** Start The records **

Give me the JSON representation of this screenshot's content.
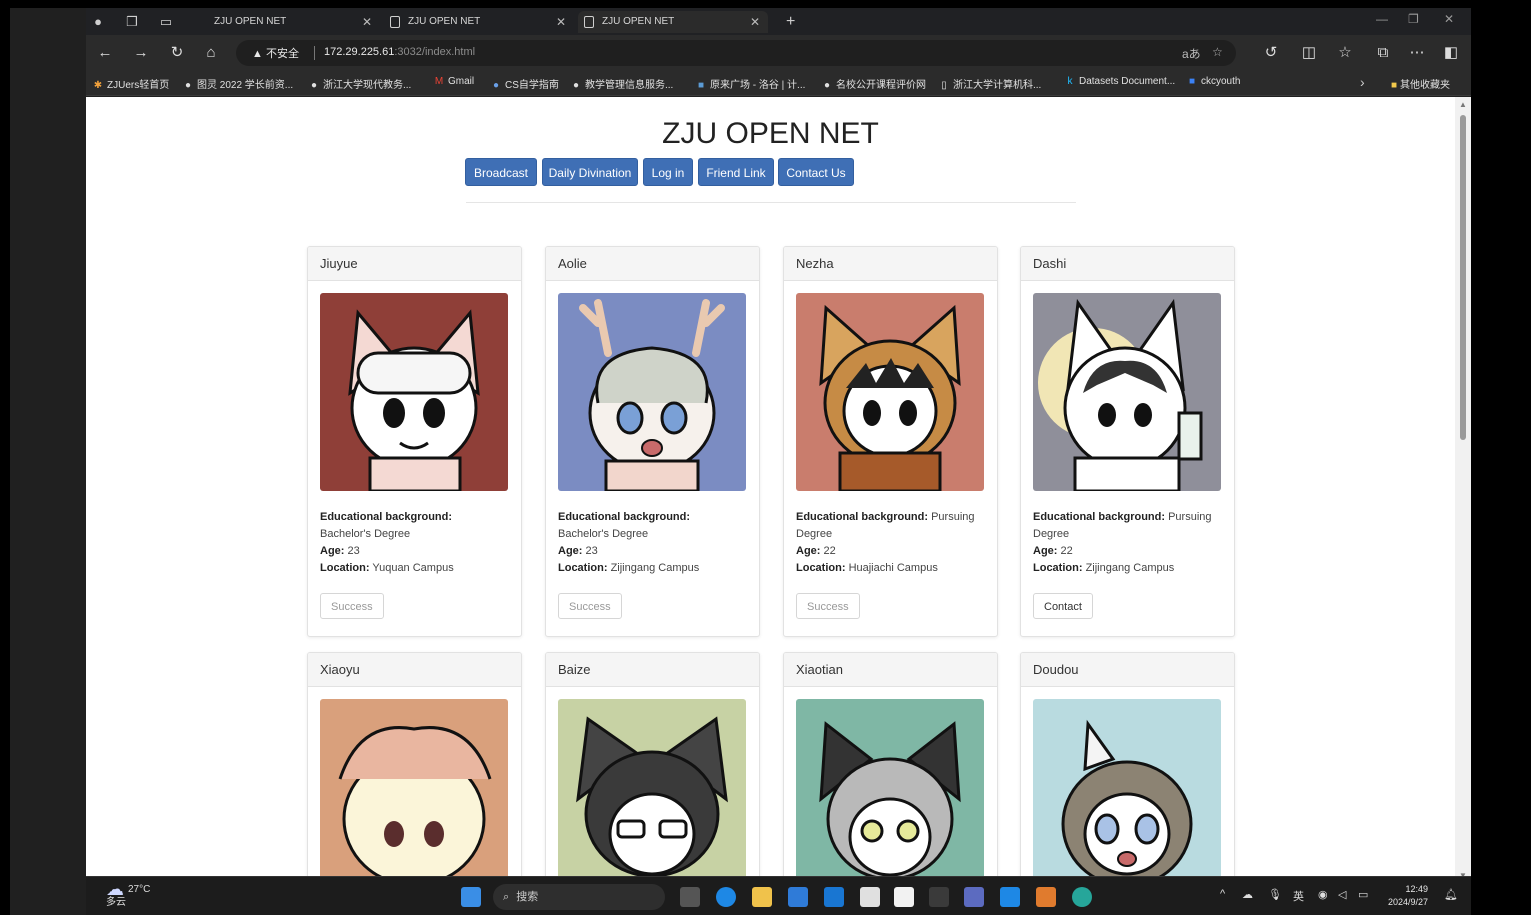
{
  "browser": {
    "tabs": [
      {
        "title": "ZJU OPEN NET"
      },
      {
        "title": "ZJU OPEN NET"
      },
      {
        "title": "ZJU OPEN NET"
      }
    ],
    "address": {
      "security": "不安全",
      "url_host": "172.29.225.61",
      "url_rest": ":3032/index.html"
    },
    "bookmarks": [
      {
        "label": "ZJUers轻首页"
      },
      {
        "label": "图灵 2022 学长前资..."
      },
      {
        "label": "浙江大学现代教务..."
      },
      {
        "label": "Gmail"
      },
      {
        "label": "CS自学指南"
      },
      {
        "label": "教学管理信息服务..."
      },
      {
        "label": "原来广场 - 洛谷 | 计..."
      },
      {
        "label": "名校公开课程评价网"
      },
      {
        "label": "浙江大学计算机科..."
      },
      {
        "label": "Datasets Document..."
      },
      {
        "label": "ckcyouth"
      }
    ],
    "bookmarks_folder": "其他收藏夹"
  },
  "page": {
    "title": "ZJU OPEN NET",
    "menu": [
      {
        "label": "Broadcast"
      },
      {
        "label": "Daily Divination"
      },
      {
        "label": "Log in"
      },
      {
        "label": "Friend Link"
      },
      {
        "label": "Contact Us"
      }
    ],
    "labels": {
      "edu": "Educational background:",
      "age": "Age:",
      "loc": "Location:"
    },
    "cards": [
      {
        "name": "Jiuyue",
        "edu": "Bachelor's Degree",
        "age": "23",
        "location": "Yuquan Campus",
        "button": "Success",
        "color": "#8f3f38"
      },
      {
        "name": "Aolie",
        "edu": "Bachelor's Degree",
        "age": "23",
        "location": "Zijingang Campus",
        "button": "Success",
        "color": "#7b8cc2"
      },
      {
        "name": "Nezha",
        "edu": "Pursuing Degree",
        "age": "22",
        "location": "Huajiachi Campus",
        "button": "Success",
        "color": "#c97d6d"
      },
      {
        "name": "Dashi",
        "edu": "Pursuing Degree",
        "age": "22",
        "location": "Zijingang Campus",
        "button": "Contact",
        "color": "#8f8f9a"
      },
      {
        "name": "Xiaoyu",
        "color": "#d9a07c"
      },
      {
        "name": "Baize",
        "color": "#c7d2a4"
      },
      {
        "name": "Xiaotian",
        "color": "#7fb7a5"
      },
      {
        "name": "Doudou",
        "color": "#b9dbe0"
      }
    ]
  },
  "taskbar": {
    "temp": "27°C",
    "weather": "多云",
    "search": "搜索",
    "ime": "英",
    "time": "12:49",
    "date": "2024/9/27"
  }
}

** End The records **

* Stated goal
Leave out the pictures and copy the rest of the material above exactly.

* Answer to the problem
Give me the JSON representation of this screenshot's content.
{
  "browser": {
    "tabs": [
      {
        "title": "ZJU OPEN NET"
      },
      {
        "title": "ZJU OPEN NET"
      },
      {
        "title": "ZJU OPEN NET"
      }
    ],
    "address": {
      "security": "不安全",
      "url_host": "172.29.225.61",
      "url_rest": ":3032/index.html"
    },
    "bookmarks": [
      {
        "label": "ZJUers轻首页"
      },
      {
        "label": "图灵 2022 学长前资..."
      },
      {
        "label": "浙江大学现代教务..."
      },
      {
        "label": "Gmail"
      },
      {
        "label": "CS自学指南"
      },
      {
        "label": "教学管理信息服务..."
      },
      {
        "label": "原来广场 - 洛谷 | 计..."
      },
      {
        "label": "名校公开课程评价网"
      },
      {
        "label": "浙江大学计算机科..."
      },
      {
        "label": "Datasets Document..."
      },
      {
        "label": "ckcyouth"
      }
    ],
    "bookmarks_folder": "其他收藏夹"
  },
  "page": {
    "title": "ZJU OPEN NET",
    "menu": [
      {
        "label": "Broadcast"
      },
      {
        "label": "Daily Divination"
      },
      {
        "label": "Log in"
      },
      {
        "label": "Friend Link"
      },
      {
        "label": "Contact Us"
      }
    ],
    "labels": {
      "edu": "Educational background:",
      "age": "Age:",
      "loc": "Location:"
    },
    "cards": [
      {
        "name": "Jiuyue",
        "edu": "Bachelor's Degree",
        "age": "23",
        "location": "Yuquan Campus",
        "button": "Success",
        "color": "#8f3f38"
      },
      {
        "name": "Aolie",
        "edu": "Bachelor's Degree",
        "age": "23",
        "location": "Zijingang Campus",
        "button": "Success",
        "color": "#7b8cc2"
      },
      {
        "name": "Nezha",
        "edu": "Pursuing Degree",
        "age": "22",
        "location": "Huajiachi Campus",
        "button": "Success",
        "color": "#c97d6d"
      },
      {
        "name": "Dashi",
        "edu": "Pursuing Degree",
        "age": "22",
        "location": "Zijingang Campus",
        "button": "Contact",
        "color": "#8f8f9a"
      },
      {
        "name": "Xiaoyu",
        "color": "#d9a07c"
      },
      {
        "name": "Baize",
        "color": "#c7d2a4"
      },
      {
        "name": "Xiaotian",
        "color": "#7fb7a5"
      },
      {
        "name": "Doudou",
        "color": "#b9dbe0"
      }
    ]
  },
  "taskbar": {
    "temp": "27°C",
    "weather": "多云",
    "search": "搜索",
    "ime": "英",
    "time": "12:49",
    "date": "2024/9/27"
  }
}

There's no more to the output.